> _Objetivo declarado 1_
Reescreva em forma de lista, mais breve e com os fatos principais, o parágrafo da resenha de “Bellum Regiis” que começa com “Produzido com um requinte”.

> _Trecho da página_
□ □ □ □
HATE - Bellum Regiis
(Metal Blade Records)
PRIMEIRAS IMPRESSÕES
Há bandas que, com o passar dos anos, vão se moldando às tendências, buscando novas estéticas, revendo direções e redimensionando sua essência. E há outras que, como colossos imutáveis, seguem seu curso próprio, forjando sua identidade com firmeza quase ritualística. A HATE, veterana instituição do death/black metal polonês, é um desses pilares que, ao longo de três décadas, construiu um universo sonoro particular, intransigente e cada vez mais magnético. Em “Bellum Regiis”, seu décimo terceiro álbum de estúdio, lançado pela Metal Blade Records, a banda aprofunda ainda mais sua proposta estética – ao mesmo tempo rígida e mutante – e entrega um dos discos mais densos e imponentes de sua discografia recente.
Produzido com um requinte que equilibra crueza e grandiosidade, “Bellum Regiis” exala um clima ritualístico que se impõe desde os primeiros segundos. As atmosferas são carregadas de simbolismo, e o lirismo explora com vigor mitologias eslavas, imagens de guerra sagrada, transcendência espiritual e o eterno ciclo de ascensão e queda. A musicalidade, por sua vez, continua sendo uma amálgama brutal entre death e black metal, mas com elementos sinfônicos e melódicos ainda mais evidentes, resultando em composições multifacetadas, que variam entre o furor bélico e a contemplação cósmica.
□ □ □ □
Uma sequência de registros:
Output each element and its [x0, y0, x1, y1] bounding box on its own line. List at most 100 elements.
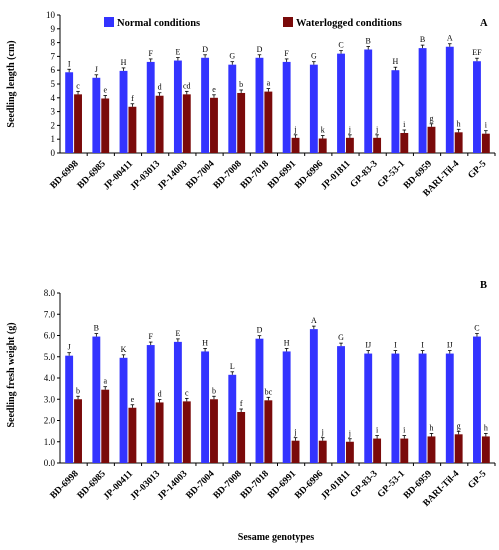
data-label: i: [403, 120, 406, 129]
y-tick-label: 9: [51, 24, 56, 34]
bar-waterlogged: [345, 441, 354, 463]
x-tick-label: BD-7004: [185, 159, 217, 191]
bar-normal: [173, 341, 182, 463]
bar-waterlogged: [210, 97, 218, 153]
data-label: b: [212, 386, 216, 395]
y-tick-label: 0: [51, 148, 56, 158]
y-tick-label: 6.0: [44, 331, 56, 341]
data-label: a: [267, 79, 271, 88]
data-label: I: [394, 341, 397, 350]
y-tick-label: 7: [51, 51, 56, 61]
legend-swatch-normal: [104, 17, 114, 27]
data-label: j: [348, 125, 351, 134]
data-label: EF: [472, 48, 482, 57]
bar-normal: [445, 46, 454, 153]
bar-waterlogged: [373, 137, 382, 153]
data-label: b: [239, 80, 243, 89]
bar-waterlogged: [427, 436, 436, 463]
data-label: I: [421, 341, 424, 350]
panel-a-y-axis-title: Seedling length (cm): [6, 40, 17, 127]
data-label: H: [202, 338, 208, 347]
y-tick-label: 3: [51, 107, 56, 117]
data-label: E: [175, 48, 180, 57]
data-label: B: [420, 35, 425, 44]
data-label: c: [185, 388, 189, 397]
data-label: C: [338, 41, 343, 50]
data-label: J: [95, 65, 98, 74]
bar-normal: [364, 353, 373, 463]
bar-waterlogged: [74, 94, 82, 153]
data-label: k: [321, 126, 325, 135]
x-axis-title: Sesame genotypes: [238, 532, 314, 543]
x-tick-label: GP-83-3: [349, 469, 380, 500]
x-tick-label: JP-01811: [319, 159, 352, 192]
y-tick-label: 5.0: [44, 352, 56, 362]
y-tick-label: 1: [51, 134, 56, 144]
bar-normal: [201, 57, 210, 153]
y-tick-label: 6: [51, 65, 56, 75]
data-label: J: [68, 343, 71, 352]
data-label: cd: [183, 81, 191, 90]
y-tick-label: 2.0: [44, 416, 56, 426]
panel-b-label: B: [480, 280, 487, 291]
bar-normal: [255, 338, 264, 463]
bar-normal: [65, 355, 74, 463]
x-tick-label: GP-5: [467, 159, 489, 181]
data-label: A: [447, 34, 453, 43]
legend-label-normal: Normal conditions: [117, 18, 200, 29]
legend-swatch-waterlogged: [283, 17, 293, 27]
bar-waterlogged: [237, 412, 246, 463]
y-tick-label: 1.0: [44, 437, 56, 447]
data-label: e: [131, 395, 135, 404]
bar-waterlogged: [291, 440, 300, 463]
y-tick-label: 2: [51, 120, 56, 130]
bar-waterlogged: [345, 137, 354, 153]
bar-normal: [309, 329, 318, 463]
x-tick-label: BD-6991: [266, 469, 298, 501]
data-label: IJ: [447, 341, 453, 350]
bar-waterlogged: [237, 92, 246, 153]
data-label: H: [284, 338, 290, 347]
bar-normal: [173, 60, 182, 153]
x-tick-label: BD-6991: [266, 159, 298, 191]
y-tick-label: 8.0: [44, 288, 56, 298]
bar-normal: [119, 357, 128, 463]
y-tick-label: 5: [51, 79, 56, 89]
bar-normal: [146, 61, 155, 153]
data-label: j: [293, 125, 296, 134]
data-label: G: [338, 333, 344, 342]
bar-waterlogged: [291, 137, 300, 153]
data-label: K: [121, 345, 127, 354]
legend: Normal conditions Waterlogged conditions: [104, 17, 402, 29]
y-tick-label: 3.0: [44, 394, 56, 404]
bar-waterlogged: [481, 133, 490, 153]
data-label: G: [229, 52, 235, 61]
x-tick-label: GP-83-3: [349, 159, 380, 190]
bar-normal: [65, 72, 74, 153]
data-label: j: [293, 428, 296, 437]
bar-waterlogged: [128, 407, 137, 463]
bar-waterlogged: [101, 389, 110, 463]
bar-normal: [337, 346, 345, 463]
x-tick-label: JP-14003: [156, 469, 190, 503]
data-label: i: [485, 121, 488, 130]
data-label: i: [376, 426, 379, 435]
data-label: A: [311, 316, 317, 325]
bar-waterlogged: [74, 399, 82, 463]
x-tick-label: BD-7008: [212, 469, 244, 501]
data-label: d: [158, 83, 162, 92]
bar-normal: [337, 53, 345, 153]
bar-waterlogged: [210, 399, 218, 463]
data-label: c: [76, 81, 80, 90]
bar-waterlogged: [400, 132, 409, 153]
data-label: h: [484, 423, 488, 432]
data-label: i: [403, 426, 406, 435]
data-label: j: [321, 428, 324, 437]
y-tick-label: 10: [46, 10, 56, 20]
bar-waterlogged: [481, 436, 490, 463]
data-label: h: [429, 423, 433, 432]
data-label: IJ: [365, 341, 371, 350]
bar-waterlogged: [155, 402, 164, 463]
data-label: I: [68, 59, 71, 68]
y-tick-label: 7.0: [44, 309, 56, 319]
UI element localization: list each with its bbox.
□ □ □ □
> _Objetivo declarado 2_
Transcreva, sem nenhuma alteração, as linhas dos registros que começam na linha que contém “data-label: i: [403, 120, 406, 129]” e seguem até a linha que contém “data-label: H: [202, 338, 208, 347]”, incluindo as duas.

> _Solução do problema 1_
- A produção equilibra crueza e grandiosidade.
- O disco tem um clima ritualístico que se impõe desde os primeiros segundos.
- As atmosferas são carregadas de simbolismo.
- As letras exploram mitologias eslavas, imagens de guerra sagrada, transcendência espiritual e o eterno ciclo de ascensão e queda.
- A música continua sendo uma amálgama brutal de death e black metal, com elementos sinfônicos e melódicos ainda mais evidentes.
- As composições são multifacetadas e variam entre o furor bélico e a contemplação cósmica.

> _Solução do problema 2_
data-label: i: [403, 120, 406, 129]
y-tick-label: 9: [51, 24, 56, 34]
bar-waterlogged: [345, 441, 354, 463]
x-tick-label: BD-7004: [185, 159, 217, 191]
bar-normal: [173, 341, 182, 463]
bar-waterlogged: [210, 97, 218, 153]
data-label: b: [212, 386, 216, 395]
y-tick-label: 0: [51, 148, 56, 158]
y-tick-label: 6.0: [44, 331, 56, 341]
data-label: a: [267, 79, 271, 88]
data-label: I: [394, 341, 397, 350]
y-tick-label: 7: [51, 51, 56, 61]
legend-swatch-normal: [104, 17, 114, 27]
data-label: j: [348, 125, 351, 134]
data-label: EF: [472, 48, 482, 57]
bar-normal: [445, 46, 454, 153]
bar-waterlogged: [373, 137, 382, 153]
data-label: b: [239, 80, 243, 89]
bar-waterlogged: [427, 436, 436, 463]
data-label: I: [421, 341, 424, 350]
panel-a-y-axis-title: Seedling length (cm): [6, 40, 17, 127]
data-label: H: [202, 338, 208, 347]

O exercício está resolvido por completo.